━━━ Data records ━━━
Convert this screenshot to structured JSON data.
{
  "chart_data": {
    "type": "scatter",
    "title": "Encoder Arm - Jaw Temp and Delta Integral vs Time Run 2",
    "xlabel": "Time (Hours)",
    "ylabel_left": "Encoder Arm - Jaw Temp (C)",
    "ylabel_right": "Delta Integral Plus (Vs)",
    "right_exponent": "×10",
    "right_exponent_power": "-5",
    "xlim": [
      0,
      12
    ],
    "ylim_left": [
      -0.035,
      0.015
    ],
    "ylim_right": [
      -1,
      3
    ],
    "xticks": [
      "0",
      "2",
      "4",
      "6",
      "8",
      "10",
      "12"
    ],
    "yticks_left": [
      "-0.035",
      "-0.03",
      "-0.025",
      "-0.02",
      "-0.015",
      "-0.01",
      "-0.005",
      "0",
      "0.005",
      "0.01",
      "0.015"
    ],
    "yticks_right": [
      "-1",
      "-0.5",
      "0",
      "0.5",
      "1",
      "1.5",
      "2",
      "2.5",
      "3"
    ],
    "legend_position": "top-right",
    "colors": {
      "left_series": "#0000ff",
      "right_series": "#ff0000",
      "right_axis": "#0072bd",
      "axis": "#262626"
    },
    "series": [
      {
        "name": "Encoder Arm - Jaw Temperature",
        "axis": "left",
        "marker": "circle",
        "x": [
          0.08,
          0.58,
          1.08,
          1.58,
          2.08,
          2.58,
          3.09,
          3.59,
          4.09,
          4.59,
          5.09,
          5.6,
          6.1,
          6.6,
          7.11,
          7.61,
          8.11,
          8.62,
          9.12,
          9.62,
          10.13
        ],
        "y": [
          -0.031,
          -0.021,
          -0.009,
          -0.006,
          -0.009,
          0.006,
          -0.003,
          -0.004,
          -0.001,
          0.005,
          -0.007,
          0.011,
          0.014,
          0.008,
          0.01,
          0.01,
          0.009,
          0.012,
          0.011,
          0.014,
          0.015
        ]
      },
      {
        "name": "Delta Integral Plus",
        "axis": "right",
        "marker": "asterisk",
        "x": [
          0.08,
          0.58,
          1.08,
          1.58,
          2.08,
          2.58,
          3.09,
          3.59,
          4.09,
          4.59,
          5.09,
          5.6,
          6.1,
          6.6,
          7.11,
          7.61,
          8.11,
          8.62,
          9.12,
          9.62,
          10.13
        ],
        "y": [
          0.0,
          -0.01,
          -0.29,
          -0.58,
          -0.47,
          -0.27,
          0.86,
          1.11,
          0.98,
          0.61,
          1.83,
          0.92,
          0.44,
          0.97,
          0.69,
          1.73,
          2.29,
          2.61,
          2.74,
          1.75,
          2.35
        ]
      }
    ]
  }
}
━━━
-- Brief --
Reproduce every record above exactly as it appears.

-- Worked solution --
Convert this screenshot to structured JSON data.
{
  "chart_data": {
    "type": "scatter",
    "title": "Encoder Arm - Jaw Temp and Delta Integral vs Time Run 2",
    "xlabel": "Time (Hours)",
    "ylabel_left": "Encoder Arm - Jaw Temp (C)",
    "ylabel_right": "Delta Integral Plus (Vs)",
    "right_exponent": "×10",
    "right_exponent_power": "-5",
    "xlim": [
      0,
      12
    ],
    "ylim_left": [
      -0.035,
      0.015
    ],
    "ylim_right": [
      -1,
      3
    ],
    "xticks": [
      "0",
      "2",
      "4",
      "6",
      "8",
      "10",
      "12"
    ],
    "yticks_left": [
      "-0.035",
      "-0.03",
      "-0.025",
      "-0.02",
      "-0.015",
      "-0.01",
      "-0.005",
      "0",
      "0.005",
      "0.01",
      "0.015"
    ],
    "yticks_right": [
      "-1",
      "-0.5",
      "0",
      "0.5",
      "1",
      "1.5",
      "2",
      "2.5",
      "3"
    ],
    "legend_position": "top-right",
    "colors": {
      "left_series": "#0000ff",
      "right_series": "#ff0000",
      "right_axis": "#0072bd",
      "axis": "#262626"
    },
    "series": [
      {
        "name": "Encoder Arm - Jaw Temperature",
        "axis": "left",
        "marker": "circle",
        "x": [
          0.08,
          0.58,
          1.08,
          1.58,
          2.08,
          2.58,
          3.09,
          3.59,
          4.09,
          4.59,
          5.09,
          5.6,
          6.1,
          6.6,
          7.11,
          7.61,
          8.11,
          8.62,
          9.12,
          9.62,
          10.13
        ],
        "y": [
          -0.031,
          -0.021,
          -0.009,
          -0.006,
          -0.009,
          0.006,
          -0.003,
          -0.004,
          -0.001,
          0.005,
          -0.007,
          0.011,
          0.014,
          0.008,
          0.01,
          0.01,
          0.009,
          0.012,
          0.011,
          0.014,
          0.015
        ]
      },
      {
        "name": "Delta Integral Plus",
        "axis": "right",
        "marker": "asterisk",
        "x": [
          0.08,
          0.58,
          1.08,
          1.58,
          2.08,
          2.58,
          3.09,
          3.59,
          4.09,
          4.59,
          5.09,
          5.6,
          6.1,
          6.6,
          7.11,
          7.61,
          8.11,
          8.62,
          9.12,
          9.62,
          10.13
        ],
        "y": [
          0.0,
          -0.01,
          -0.29,
          -0.58,
          -0.47,
          -0.27,
          0.86,
          1.11,
          0.98,
          0.61,
          1.83,
          0.92,
          0.44,
          0.97,
          0.69,
          1.73,
          2.29,
          2.61,
          2.74,
          1.75,
          2.35
        ]
      }
    ]
  }
}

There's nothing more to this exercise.